Directions for this task
Give the entries again exactly, every one of them.

Material supplied
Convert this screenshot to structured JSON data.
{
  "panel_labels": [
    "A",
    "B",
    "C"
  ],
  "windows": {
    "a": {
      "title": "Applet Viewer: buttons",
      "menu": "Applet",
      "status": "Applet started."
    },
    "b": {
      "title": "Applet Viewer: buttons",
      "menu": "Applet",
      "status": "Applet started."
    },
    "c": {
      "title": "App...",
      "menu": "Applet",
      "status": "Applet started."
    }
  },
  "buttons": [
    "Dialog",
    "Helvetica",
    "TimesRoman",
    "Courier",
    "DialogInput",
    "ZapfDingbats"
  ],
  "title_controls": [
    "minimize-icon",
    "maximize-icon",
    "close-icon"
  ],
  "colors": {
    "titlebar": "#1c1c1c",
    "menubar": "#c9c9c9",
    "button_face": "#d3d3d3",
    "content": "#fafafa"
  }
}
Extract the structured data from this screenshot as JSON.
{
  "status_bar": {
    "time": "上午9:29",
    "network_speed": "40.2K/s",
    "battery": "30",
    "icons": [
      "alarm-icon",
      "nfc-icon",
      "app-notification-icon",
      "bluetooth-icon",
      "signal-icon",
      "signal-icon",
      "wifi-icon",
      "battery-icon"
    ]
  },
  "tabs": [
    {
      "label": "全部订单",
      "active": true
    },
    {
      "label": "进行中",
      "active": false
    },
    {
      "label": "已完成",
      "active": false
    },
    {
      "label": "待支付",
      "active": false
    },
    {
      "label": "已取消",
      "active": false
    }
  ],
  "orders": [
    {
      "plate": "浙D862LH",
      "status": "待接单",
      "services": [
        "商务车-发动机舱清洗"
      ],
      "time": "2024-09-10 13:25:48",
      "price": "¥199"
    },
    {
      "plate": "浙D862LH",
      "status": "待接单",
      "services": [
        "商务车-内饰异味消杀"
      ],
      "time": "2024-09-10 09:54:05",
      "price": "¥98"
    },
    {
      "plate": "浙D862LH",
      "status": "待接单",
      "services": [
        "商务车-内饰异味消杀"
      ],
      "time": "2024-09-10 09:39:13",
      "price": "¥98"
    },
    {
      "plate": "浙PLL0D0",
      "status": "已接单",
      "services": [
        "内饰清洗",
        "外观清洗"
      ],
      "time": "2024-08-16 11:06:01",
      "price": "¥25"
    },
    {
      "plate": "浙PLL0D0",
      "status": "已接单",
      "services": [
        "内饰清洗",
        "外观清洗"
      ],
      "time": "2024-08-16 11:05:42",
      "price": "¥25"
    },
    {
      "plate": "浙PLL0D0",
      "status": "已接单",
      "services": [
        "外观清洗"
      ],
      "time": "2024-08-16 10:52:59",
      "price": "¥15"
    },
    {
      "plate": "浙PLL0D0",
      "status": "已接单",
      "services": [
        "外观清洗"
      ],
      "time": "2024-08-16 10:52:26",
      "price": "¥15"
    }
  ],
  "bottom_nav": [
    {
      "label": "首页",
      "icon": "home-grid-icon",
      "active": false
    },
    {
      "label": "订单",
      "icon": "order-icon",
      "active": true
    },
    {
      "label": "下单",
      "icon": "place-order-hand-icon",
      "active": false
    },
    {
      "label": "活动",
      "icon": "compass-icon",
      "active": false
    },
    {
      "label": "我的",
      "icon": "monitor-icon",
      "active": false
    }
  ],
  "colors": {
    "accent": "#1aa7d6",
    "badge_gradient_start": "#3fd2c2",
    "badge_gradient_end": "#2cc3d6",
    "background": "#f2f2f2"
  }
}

Exercise output
Convert this screenshot to structured JSON data.
{
  "panel_labels": [
    "A",
    "B",
    "C"
  ],
  "windows": {
    "a": {
      "title": "Applet Viewer: buttons",
      "menu": "Applet",
      "status": "Applet started."
    },
    "b": {
      "title": "Applet Viewer: buttons",
      "menu": "Applet",
      "status": "Applet started."
    },
    "c": {
      "title": "App...",
      "menu": "Applet",
      "status": "Applet started."
    }
  },
  "buttons": [
    "Dialog",
    "Helvetica",
    "TimesRoman",
    "Courier",
    "DialogInput",
    "ZapfDingbats"
  ],
  "title_controls": [
    "minimize-icon",
    "maximize-icon",
    "close-icon"
  ],
  "colors": {
    "titlebar": "#1c1c1c",
    "menubar": "#c9c9c9",
    "button_face": "#d3d3d3",
    "content": "#fafafa"
  }
}
Extract the structured data from this screenshot as JSON.
{
  "status_bar": {
    "time": "上午9:29",
    "network_speed": "40.2K/s",
    "battery": "30",
    "icons": [
      "alarm-icon",
      "nfc-icon",
      "app-notification-icon",
      "bluetooth-icon",
      "signal-icon",
      "signal-icon",
      "wifi-icon",
      "battery-icon"
    ]
  },
  "tabs": [
    {
      "label": "全部订单",
      "active": true
    },
    {
      "label": "进行中",
      "active": false
    },
    {
      "label": "已完成",
      "active": false
    },
    {
      "label": "待支付",
      "active": false
    },
    {
      "label": "已取消",
      "active": false
    }
  ],
  "orders": [
    {
      "plate": "浙D862LH",
      "status": "待接单",
      "services": [
        "商务车-发动机舱清洗"
      ],
      "time": "2024-09-10 13:25:48",
      "price": "¥199"
    },
    {
      "plate": "浙D862LH",
      "status": "待接单",
      "services": [
        "商务车-内饰异味消杀"
      ],
      "time": "2024-09-10 09:54:05",
      "price": "¥98"
    },
    {
      "plate": "浙D862LH",
      "status": "待接单",
      "services": [
        "商务车-内饰异味消杀"
      ],
      "time": "2024-09-10 09:39:13",
      "price": "¥98"
    },
    {
      "plate": "浙PLL0D0",
      "status": "已接单",
      "services": [
        "内饰清洗",
        "外观清洗"
      ],
      "time": "2024-08-16 11:06:01",
      "price": "¥25"
    },
    {
      "plate": "浙PLL0D0",
      "status": "已接单",
      "services": [
        "内饰清洗",
        "外观清洗"
      ],
      "time": "2024-08-16 11:05:42",
      "price": "¥25"
    },
    {
      "plate": "浙PLL0D0",
      "status": "已接单",
      "services": [
        "外观清洗"
      ],
      "time": "2024-08-16 10:52:59",
      "price": "¥15"
    },
    {
      "plate": "浙PLL0D0",
      "status": "已接单",
      "services": [
        "外观清洗"
      ],
      "time": "2024-08-16 10:52:26",
      "price": "¥15"
    }
  ],
  "bottom_nav": [
    {
      "label": "首页",
      "icon": "home-grid-icon",
      "active": false
    },
    {
      "label": "订单",
      "icon": "order-icon",
      "active": true
    },
    {
      "label": "下单",
      "icon": "place-order-hand-icon",
      "active": false
    },
    {
      "label": "活动",
      "icon": "compass-icon",
      "active": false
    },
    {
      "label": "我的",
      "icon": "monitor-icon",
      "active": false
    }
  ],
  "colors": {
    "accent": "#1aa7d6",
    "badge_gradient_start": "#3fd2c2",
    "badge_gradient_end": "#2cc3d6",
    "background": "#f2f2f2"
  }
}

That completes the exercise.